**Task details:**
Exactly and only the lines from the line holding "What's the underlying" to the end of the records should be reproduced. Leave pictures out.

**** Dataset extract

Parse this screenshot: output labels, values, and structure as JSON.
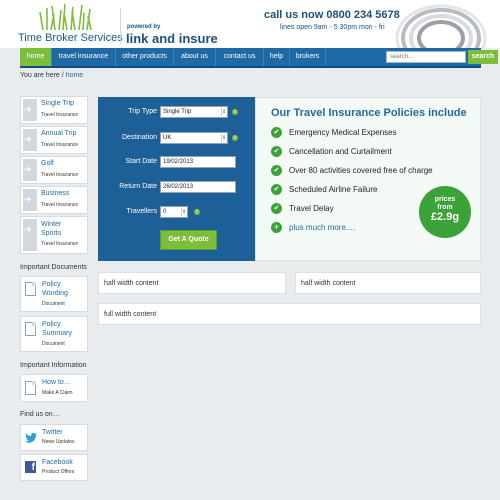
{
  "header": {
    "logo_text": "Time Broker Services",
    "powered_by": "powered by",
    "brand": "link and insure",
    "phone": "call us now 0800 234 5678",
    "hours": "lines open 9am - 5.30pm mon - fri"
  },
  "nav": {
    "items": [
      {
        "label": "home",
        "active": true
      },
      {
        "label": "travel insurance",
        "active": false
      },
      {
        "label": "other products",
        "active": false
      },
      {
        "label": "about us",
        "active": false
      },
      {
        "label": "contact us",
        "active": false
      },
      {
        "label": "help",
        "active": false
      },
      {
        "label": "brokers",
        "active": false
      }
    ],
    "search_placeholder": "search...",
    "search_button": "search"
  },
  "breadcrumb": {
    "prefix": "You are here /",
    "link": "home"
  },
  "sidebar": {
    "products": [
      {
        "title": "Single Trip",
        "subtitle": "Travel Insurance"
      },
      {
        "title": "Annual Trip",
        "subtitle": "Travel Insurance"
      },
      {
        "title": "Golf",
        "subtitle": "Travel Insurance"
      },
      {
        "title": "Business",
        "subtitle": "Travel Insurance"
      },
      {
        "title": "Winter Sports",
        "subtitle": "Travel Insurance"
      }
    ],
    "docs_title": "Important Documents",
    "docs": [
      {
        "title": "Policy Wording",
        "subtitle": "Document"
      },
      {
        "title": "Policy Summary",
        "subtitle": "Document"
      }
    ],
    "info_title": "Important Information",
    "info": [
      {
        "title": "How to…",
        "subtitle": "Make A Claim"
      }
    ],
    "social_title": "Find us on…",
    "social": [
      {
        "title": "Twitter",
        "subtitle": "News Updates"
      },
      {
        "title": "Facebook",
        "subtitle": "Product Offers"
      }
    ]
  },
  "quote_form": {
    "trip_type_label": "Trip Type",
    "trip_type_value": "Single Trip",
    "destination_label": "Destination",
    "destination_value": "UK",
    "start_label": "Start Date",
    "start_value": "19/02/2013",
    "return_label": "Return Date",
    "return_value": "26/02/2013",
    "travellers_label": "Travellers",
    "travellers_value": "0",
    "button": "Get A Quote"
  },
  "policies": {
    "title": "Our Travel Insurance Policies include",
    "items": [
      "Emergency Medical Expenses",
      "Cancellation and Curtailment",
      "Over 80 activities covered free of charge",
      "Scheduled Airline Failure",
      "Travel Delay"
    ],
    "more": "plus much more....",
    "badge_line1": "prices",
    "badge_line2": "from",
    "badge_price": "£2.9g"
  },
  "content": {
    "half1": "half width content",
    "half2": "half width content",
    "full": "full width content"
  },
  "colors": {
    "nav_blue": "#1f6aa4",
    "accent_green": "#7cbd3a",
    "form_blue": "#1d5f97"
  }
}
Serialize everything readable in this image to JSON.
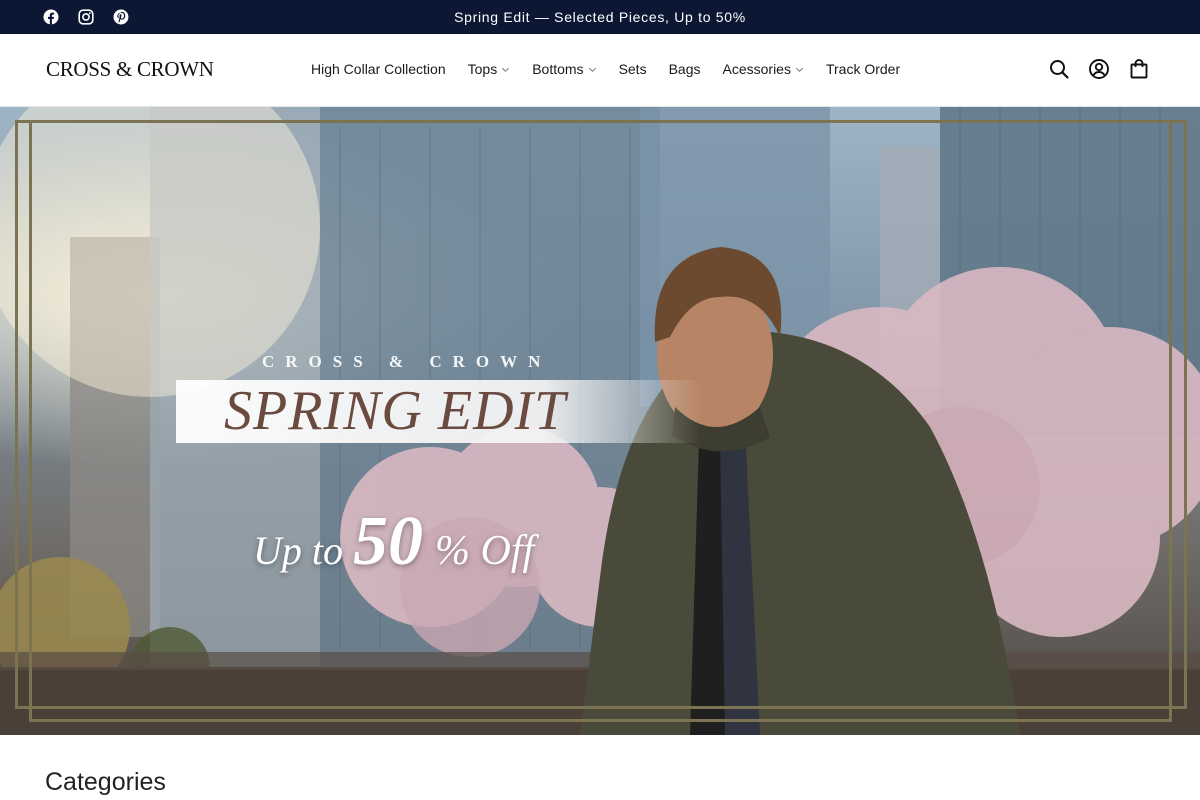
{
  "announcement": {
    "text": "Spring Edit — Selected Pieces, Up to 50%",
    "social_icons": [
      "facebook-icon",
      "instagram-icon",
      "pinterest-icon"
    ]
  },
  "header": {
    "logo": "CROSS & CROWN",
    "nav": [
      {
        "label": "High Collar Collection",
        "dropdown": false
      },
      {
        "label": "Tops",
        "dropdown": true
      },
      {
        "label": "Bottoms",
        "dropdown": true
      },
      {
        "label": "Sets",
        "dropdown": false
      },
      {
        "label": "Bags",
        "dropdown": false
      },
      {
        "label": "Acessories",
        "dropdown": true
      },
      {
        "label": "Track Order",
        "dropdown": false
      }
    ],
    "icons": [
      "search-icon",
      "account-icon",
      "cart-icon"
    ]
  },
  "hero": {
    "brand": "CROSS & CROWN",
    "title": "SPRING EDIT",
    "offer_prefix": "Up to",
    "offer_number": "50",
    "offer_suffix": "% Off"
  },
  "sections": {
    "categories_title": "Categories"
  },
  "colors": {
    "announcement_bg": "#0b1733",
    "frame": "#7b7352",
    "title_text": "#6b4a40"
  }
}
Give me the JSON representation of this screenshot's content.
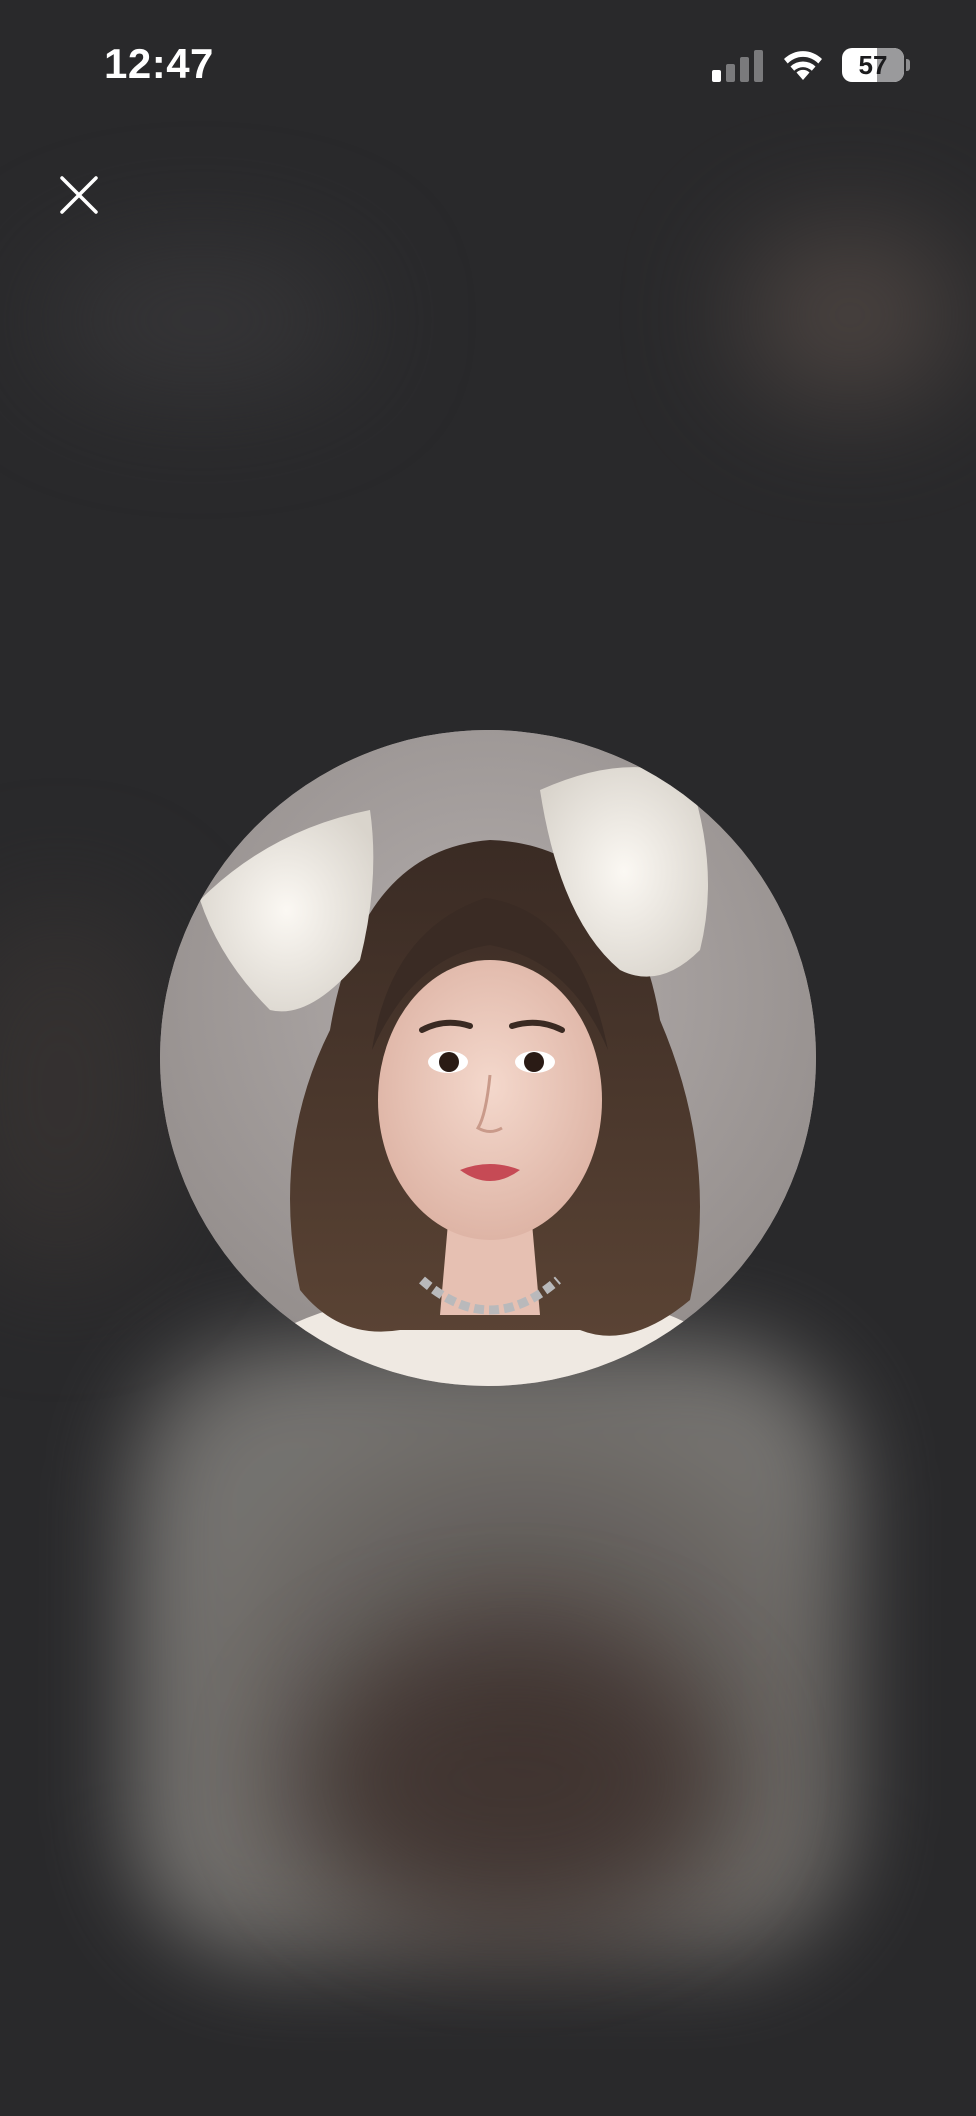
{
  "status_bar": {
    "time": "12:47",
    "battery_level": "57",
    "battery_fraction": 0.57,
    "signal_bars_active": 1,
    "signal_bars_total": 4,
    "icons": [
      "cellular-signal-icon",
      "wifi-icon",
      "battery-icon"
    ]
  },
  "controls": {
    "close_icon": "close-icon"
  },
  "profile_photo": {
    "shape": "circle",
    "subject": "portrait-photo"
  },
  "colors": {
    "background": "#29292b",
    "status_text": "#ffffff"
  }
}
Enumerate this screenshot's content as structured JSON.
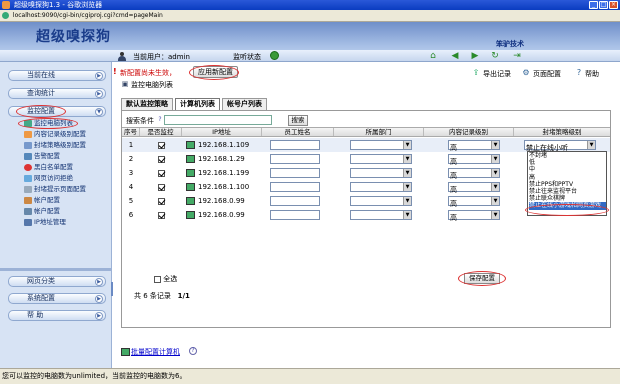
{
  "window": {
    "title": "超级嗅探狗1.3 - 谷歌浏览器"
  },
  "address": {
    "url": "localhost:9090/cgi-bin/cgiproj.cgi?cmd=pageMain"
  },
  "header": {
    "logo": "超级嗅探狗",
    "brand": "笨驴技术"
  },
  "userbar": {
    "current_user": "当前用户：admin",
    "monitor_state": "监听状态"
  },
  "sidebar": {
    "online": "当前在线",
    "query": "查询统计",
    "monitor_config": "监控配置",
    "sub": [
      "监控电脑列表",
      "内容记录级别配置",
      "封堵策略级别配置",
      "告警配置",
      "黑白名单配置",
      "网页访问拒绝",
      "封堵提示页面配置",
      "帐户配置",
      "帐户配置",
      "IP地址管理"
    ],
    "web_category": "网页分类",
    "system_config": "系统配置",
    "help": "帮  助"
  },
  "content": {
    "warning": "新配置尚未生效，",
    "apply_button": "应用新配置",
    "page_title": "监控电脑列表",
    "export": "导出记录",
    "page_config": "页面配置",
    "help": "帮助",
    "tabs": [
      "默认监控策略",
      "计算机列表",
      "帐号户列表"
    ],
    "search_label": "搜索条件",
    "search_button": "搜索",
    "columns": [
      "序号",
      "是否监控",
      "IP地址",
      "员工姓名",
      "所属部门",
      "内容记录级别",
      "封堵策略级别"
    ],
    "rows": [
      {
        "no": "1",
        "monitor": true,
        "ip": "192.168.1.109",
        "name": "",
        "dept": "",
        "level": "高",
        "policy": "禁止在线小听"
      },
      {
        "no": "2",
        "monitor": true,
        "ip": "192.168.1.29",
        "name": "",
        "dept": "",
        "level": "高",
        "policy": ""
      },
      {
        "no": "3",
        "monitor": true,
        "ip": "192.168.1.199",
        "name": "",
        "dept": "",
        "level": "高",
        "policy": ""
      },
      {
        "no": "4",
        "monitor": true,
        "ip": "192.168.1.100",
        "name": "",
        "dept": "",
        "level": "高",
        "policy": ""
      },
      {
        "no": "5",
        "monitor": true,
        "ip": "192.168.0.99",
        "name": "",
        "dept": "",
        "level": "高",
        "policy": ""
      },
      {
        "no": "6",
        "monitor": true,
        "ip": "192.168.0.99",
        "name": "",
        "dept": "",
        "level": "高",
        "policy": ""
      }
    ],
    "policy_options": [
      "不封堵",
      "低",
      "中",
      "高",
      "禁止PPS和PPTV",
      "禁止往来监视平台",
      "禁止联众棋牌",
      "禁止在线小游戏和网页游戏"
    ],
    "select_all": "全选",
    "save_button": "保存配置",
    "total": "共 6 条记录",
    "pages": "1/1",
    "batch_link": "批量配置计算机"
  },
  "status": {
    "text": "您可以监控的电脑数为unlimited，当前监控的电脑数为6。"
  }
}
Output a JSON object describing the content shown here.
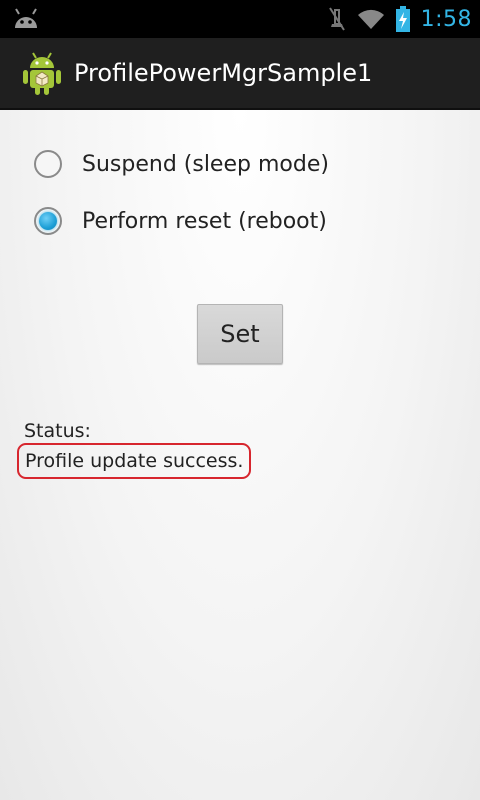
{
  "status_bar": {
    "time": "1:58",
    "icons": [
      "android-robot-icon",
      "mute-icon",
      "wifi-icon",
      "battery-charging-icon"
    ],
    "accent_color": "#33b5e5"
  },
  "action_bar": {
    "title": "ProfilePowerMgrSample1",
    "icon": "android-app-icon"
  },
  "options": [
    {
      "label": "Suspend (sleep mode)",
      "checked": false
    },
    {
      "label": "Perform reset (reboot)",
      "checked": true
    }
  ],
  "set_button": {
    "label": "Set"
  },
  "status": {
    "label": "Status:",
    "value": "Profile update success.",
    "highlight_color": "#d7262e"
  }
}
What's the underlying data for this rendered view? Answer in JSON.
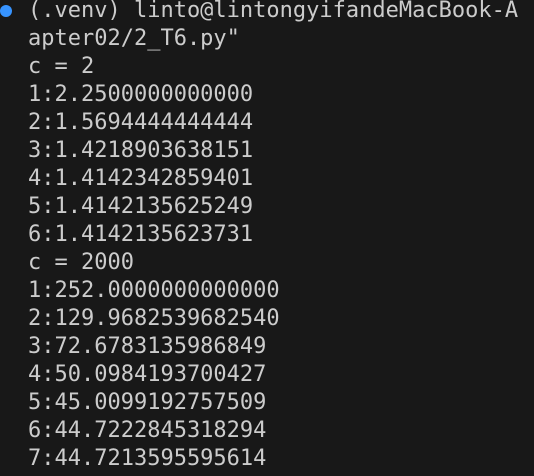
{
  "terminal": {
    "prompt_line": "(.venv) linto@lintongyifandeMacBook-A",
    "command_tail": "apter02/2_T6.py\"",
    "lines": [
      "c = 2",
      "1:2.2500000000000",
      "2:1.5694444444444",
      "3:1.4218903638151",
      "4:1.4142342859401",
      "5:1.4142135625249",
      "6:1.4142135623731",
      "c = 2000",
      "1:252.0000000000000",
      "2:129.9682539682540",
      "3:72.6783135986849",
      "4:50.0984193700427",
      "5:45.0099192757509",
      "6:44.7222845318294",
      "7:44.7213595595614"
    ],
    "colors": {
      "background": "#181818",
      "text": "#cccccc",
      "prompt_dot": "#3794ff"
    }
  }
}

********

**Response:**
What's the underlying data for this rendered view? Answer in JSON.
{
  "terminal": {
    "prompt_line": "(.venv) linto@lintongyifandeMacBook-A",
    "command_tail": "apter02/2_T6.py\"",
    "lines": [
      "c = 2",
      "1:2.2500000000000",
      "2:1.5694444444444",
      "3:1.4218903638151",
      "4:1.4142342859401",
      "5:1.4142135625249",
      "6:1.4142135623731",
      "c = 2000",
      "1:252.0000000000000",
      "2:129.9682539682540",
      "3:72.6783135986849",
      "4:50.0984193700427",
      "5:45.0099192757509",
      "6:44.7222845318294",
      "7:44.7213595595614"
    ],
    "colors": {
      "background": "#181818",
      "text": "#cccccc",
      "prompt_dot": "#3794ff"
    }
  }
}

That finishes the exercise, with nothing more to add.